*What to work on*.
Count the lines below that contain the word "name". Give only the number.

*Provided records*.

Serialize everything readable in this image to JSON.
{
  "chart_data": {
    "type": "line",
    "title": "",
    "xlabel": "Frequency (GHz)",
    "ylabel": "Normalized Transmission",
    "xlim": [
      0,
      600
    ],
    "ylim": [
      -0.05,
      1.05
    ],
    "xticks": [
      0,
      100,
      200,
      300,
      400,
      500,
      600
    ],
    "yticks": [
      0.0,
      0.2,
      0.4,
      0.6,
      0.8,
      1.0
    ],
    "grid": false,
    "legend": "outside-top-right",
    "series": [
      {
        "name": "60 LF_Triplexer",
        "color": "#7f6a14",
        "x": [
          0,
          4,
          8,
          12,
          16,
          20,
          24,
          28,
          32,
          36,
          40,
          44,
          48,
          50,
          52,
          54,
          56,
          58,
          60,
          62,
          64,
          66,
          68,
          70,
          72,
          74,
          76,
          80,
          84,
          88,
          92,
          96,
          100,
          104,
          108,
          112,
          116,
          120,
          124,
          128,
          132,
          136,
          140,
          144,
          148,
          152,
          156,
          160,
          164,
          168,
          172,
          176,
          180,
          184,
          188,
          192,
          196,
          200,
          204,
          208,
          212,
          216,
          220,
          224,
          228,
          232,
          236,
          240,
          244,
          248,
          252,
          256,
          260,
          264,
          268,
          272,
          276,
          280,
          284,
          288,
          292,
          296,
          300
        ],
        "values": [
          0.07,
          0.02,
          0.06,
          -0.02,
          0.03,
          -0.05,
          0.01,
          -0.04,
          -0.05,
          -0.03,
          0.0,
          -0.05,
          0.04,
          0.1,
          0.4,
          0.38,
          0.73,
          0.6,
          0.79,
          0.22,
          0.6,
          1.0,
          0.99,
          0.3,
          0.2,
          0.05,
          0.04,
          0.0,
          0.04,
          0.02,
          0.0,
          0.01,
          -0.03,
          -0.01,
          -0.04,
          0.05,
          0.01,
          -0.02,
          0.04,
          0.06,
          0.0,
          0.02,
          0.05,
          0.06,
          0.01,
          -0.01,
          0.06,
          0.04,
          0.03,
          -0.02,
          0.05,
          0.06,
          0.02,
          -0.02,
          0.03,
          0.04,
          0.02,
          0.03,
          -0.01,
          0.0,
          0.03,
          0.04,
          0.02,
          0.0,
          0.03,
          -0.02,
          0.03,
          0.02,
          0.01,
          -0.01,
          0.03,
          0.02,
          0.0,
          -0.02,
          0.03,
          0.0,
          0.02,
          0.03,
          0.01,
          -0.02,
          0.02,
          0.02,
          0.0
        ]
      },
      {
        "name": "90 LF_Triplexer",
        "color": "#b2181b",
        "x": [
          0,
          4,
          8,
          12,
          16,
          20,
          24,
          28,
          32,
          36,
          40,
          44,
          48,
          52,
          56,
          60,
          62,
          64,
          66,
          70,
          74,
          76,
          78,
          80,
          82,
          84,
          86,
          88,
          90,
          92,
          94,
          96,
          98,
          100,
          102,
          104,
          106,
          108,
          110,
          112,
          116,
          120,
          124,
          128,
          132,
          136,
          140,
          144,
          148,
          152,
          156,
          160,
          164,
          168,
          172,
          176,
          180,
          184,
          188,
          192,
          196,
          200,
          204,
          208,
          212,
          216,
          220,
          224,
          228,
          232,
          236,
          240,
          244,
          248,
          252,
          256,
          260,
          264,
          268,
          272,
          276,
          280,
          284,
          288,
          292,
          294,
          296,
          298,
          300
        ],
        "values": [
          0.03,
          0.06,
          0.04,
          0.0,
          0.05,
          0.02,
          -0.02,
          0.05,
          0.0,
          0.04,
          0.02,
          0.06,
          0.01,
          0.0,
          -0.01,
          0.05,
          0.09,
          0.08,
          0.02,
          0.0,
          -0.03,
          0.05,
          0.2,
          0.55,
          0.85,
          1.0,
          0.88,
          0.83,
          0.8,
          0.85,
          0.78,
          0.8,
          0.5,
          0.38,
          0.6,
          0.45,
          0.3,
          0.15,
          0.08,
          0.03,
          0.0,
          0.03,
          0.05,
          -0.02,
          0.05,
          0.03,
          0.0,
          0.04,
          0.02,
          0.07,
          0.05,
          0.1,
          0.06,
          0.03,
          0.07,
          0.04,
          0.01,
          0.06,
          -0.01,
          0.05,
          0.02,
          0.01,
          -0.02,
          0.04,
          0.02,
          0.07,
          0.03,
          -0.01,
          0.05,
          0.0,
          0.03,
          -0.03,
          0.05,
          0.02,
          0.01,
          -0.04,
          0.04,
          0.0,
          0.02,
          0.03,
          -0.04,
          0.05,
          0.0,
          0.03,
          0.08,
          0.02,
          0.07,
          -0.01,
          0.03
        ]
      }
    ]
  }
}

*Task solution*.
2